# PROBLEM TO SOLVE
Print the entries verbatim, leaving out the images they contain.

Stored dataset items
— BEGIN —

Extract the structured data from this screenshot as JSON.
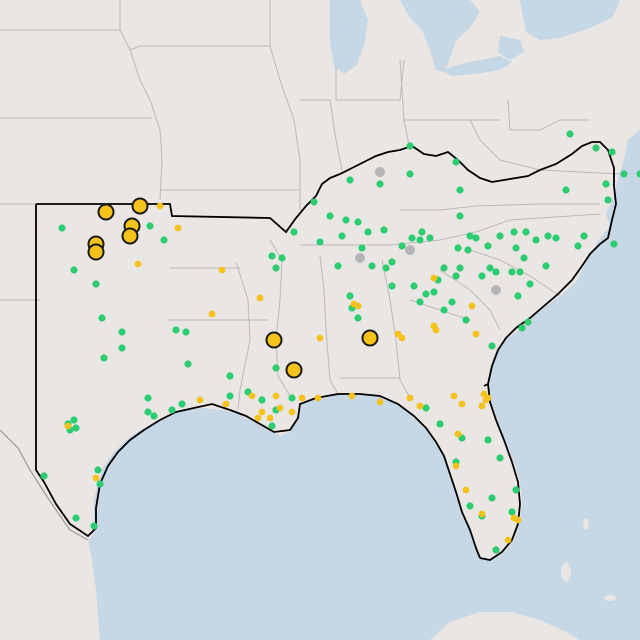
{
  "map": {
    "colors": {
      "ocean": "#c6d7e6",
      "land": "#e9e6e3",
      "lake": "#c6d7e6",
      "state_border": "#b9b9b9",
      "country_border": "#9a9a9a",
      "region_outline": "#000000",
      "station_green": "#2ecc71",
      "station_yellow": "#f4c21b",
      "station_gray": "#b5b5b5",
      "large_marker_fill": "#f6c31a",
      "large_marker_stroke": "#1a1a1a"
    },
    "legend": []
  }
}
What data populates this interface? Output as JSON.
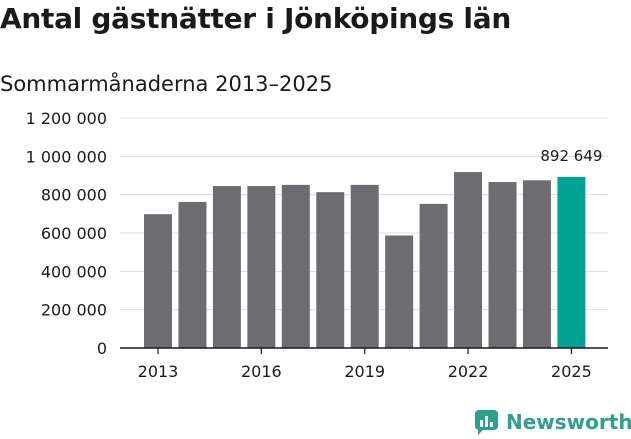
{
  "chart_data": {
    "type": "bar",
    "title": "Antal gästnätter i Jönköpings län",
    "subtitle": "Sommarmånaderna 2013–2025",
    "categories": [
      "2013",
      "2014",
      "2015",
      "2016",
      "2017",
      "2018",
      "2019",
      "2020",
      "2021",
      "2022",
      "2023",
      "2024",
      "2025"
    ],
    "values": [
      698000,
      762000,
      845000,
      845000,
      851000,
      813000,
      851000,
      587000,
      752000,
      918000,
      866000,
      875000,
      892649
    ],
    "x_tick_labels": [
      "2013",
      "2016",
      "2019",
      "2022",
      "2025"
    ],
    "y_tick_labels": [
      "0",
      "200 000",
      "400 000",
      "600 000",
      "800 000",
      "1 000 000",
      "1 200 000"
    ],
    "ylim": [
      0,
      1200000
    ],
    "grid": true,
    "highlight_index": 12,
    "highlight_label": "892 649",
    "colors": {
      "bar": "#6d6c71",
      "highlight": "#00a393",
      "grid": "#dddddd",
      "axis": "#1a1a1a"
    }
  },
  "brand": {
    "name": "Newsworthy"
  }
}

— END —

# TASK ANSWER
Extract the structured data from this screenshot as JSON.
{
  "map": {
    "colors": {
      "ocean": "#c6d7e6",
      "land": "#e9e6e3",
      "lake": "#c6d7e6",
      "state_border": "#b9b9b9",
      "country_border": "#9a9a9a",
      "region_outline": "#000000",
      "station_green": "#2ecc71",
      "station_yellow": "#f4c21b",
      "station_gray": "#b5b5b5",
      "large_marker_fill": "#f6c31a",
      "large_marker_stroke": "#1a1a1a"
    },
    "legend": []
  }
}
What data populates this interface? Output as JSON.
{
  "chart_data": {
    "type": "bar",
    "title": "Antal gästnätter i Jönköpings län",
    "subtitle": "Sommarmånaderna 2013–2025",
    "categories": [
      "2013",
      "2014",
      "2015",
      "2016",
      "2017",
      "2018",
      "2019",
      "2020",
      "2021",
      "2022",
      "2023",
      "2024",
      "2025"
    ],
    "values": [
      698000,
      762000,
      845000,
      845000,
      851000,
      813000,
      851000,
      587000,
      752000,
      918000,
      866000,
      875000,
      892649
    ],
    "x_tick_labels": [
      "2013",
      "2016",
      "2019",
      "2022",
      "2025"
    ],
    "y_tick_labels": [
      "0",
      "200 000",
      "400 000",
      "600 000",
      "800 000",
      "1 000 000",
      "1 200 000"
    ],
    "ylim": [
      0,
      1200000
    ],
    "grid": true,
    "highlight_index": 12,
    "highlight_label": "892 649",
    "colors": {
      "bar": "#6d6c71",
      "highlight": "#00a393",
      "grid": "#dddddd",
      "axis": "#1a1a1a"
    }
  },
  "brand": {
    "name": "Newsworthy"
  }
}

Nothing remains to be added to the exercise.